TAREA BREVE 1: Cuenta las líneas de los registros que contienen la palabra "this". Responde solo con el número.
================================
Periódico La Jornada
Jueves 13 de julio de 2023, p. 14

Junto con otros presos políticos, Ana Ignacia Rodríguez, La Nacha, la reconocida activista del Comité 68, regresó el año pasado a los lúgubres sótanos de Tlaxcoaque, donde estuvo detenida cuando era muchacha. Al empezarse a dar los primeros pasos para convertir a esta vieja prisión en un sitio de memoria por decisión del gobierno de la Ciudad de México, fue invitada a una visita de exploración. Fui con el corazón encogido, recuerda.

Sólo de bajar la rampa del estacionamiento, la memoria olfativa de La Nacha encendió en su memoria terrores imborrables. Lo primero fue el olor. Sentí que todo se me venía encima.

Aunque es una de las sobrevivientes de este centro de tortura y prisión ilegal y su nombre figura en los archivos históricos de Tlaxcoaque, ella manifiesta su escepticismo y sus dudas. No voy a participar en este proyecto si no se distingue claramente lo que es un memorial y un sitio de memoria; si no se rescata y se divulga la verdadera historia de todo lo que pasó ahí. Hasta ahora, en este gobierno no he visto justicia, ni del 2 de octubre del 68, después de 53 años. Ya me voy a morir, pero nunca he dejado de denunciar, siempre he juntado valor para hacerlo. Así, si me pelo antes de ver que se haga realidad la justicia, que digan: Ella dejó su testimonio.

Más sitios de memoria

Tiene otras demandas, que para ella son importantes. Una es que en lo que fue la antigua cárcel de mujeres de Santa Martha Acatitla, en los espacios que ocuparon las tres celdas donde fueron recluidas las presas políticas de los años 70 y 80, se abra otro sitio de memoria.

Este proyecto avanza con el respaldo de la rectora de la Universidad Autónoma de la Ciudad de México (UACM), Tania Rodríguez Mora, y el plan es que el año próximo quede listo el espacio en el lugar en el que estuvieron las celdas donde recluyeron a las universitarias Roberta Tita Avendaño, Amada Velasco, Nacha y la abogada laborista Adela Salazar de Castillejos, así como a varias guerrilleras.
================================
TAREA BREVE 2: Según la nota sobre Tlaxcoaque, ¿por qué invitaron a La Nacha a una visita de exploración? Explícalo en una a tres oraciones.

Registros de datos
================================
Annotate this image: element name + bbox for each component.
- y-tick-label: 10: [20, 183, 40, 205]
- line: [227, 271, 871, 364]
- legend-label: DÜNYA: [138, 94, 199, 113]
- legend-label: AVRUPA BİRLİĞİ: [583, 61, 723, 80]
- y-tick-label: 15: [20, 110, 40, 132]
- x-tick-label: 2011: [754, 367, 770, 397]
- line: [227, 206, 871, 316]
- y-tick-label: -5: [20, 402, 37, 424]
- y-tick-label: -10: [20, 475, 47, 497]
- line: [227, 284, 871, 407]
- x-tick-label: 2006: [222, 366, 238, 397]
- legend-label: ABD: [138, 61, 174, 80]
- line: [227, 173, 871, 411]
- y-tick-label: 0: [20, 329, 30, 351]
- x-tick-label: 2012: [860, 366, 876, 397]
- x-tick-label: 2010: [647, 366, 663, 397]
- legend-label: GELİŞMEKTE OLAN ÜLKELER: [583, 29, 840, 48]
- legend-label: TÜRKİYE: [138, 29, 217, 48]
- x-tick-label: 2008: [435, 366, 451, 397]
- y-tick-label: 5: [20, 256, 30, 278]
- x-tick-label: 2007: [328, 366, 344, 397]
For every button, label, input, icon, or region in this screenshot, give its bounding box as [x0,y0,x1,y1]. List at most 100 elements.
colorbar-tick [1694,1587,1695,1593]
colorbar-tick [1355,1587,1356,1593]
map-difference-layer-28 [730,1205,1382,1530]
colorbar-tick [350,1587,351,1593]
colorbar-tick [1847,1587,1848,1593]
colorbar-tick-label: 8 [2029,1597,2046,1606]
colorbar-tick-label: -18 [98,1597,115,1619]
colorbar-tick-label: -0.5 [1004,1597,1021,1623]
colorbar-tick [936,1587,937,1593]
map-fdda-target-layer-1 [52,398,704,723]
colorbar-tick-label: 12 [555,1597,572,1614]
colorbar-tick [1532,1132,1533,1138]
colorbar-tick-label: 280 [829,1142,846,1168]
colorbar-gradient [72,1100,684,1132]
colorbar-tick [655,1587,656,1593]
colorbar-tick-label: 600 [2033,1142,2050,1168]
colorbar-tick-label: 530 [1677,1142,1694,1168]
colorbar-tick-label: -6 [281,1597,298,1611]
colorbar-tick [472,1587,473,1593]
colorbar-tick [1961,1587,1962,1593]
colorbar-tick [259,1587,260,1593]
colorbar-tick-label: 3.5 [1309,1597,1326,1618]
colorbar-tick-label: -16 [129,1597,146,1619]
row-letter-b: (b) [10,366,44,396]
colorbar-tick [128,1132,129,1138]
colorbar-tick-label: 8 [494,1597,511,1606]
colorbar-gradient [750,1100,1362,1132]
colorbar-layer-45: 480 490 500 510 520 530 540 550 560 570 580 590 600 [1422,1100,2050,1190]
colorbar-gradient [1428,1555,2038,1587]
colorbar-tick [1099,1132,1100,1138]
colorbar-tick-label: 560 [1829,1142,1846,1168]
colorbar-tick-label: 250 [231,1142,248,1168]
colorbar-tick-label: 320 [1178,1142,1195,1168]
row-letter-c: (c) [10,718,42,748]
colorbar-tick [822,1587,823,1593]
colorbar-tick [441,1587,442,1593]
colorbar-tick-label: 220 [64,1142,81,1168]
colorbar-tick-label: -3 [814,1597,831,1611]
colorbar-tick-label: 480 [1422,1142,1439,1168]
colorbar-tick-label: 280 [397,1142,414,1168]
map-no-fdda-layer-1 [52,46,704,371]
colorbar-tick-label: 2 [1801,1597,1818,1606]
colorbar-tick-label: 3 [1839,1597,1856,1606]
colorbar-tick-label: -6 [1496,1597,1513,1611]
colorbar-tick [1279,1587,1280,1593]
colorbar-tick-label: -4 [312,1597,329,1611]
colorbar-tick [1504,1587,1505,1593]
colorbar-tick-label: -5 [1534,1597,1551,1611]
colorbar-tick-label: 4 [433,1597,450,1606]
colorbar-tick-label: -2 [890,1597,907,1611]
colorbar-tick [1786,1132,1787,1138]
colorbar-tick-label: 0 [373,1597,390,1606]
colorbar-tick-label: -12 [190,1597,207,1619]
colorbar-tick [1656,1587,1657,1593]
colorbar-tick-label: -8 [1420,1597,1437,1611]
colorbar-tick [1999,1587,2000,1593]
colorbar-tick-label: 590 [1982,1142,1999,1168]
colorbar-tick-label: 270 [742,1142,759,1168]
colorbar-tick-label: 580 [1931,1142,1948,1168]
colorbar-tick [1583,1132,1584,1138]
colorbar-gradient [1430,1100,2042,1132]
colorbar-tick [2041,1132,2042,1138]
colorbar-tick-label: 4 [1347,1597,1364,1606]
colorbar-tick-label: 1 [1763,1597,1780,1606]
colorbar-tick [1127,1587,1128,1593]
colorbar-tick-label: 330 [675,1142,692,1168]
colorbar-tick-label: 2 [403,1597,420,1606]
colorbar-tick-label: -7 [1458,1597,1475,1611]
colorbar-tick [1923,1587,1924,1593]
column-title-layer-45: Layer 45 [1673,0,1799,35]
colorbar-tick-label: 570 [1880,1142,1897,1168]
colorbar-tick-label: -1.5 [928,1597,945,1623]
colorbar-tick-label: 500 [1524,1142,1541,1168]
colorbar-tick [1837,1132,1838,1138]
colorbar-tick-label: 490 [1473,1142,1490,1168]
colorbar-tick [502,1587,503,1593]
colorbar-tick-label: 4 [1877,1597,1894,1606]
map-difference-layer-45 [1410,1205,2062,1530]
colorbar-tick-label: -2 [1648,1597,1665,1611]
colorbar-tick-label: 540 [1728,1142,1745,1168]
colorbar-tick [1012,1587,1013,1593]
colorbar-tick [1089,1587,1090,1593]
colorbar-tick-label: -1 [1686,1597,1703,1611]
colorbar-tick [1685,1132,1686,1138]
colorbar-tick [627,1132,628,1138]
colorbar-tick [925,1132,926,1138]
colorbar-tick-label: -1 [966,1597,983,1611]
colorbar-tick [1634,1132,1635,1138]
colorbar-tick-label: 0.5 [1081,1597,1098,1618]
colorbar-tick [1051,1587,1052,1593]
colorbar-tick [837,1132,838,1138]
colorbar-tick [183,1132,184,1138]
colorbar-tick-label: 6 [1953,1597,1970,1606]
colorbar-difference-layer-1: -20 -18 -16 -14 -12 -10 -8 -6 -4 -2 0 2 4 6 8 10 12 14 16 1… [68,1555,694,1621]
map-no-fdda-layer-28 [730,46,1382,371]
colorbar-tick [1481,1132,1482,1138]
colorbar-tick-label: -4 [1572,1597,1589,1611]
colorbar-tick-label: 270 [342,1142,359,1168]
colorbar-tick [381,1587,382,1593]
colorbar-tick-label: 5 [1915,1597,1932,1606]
================================
SOLUCIÓN 1: 2

SOLUCIÓN 2: La invitaron porque se empezaban a dar los primeros pasos para convertir la vieja prisión de Tlaxcoaque en un sitio de memoria, por decisión del gobierno de la Ciudad de México. Ella había estado detenida ahí cuando era muchacha.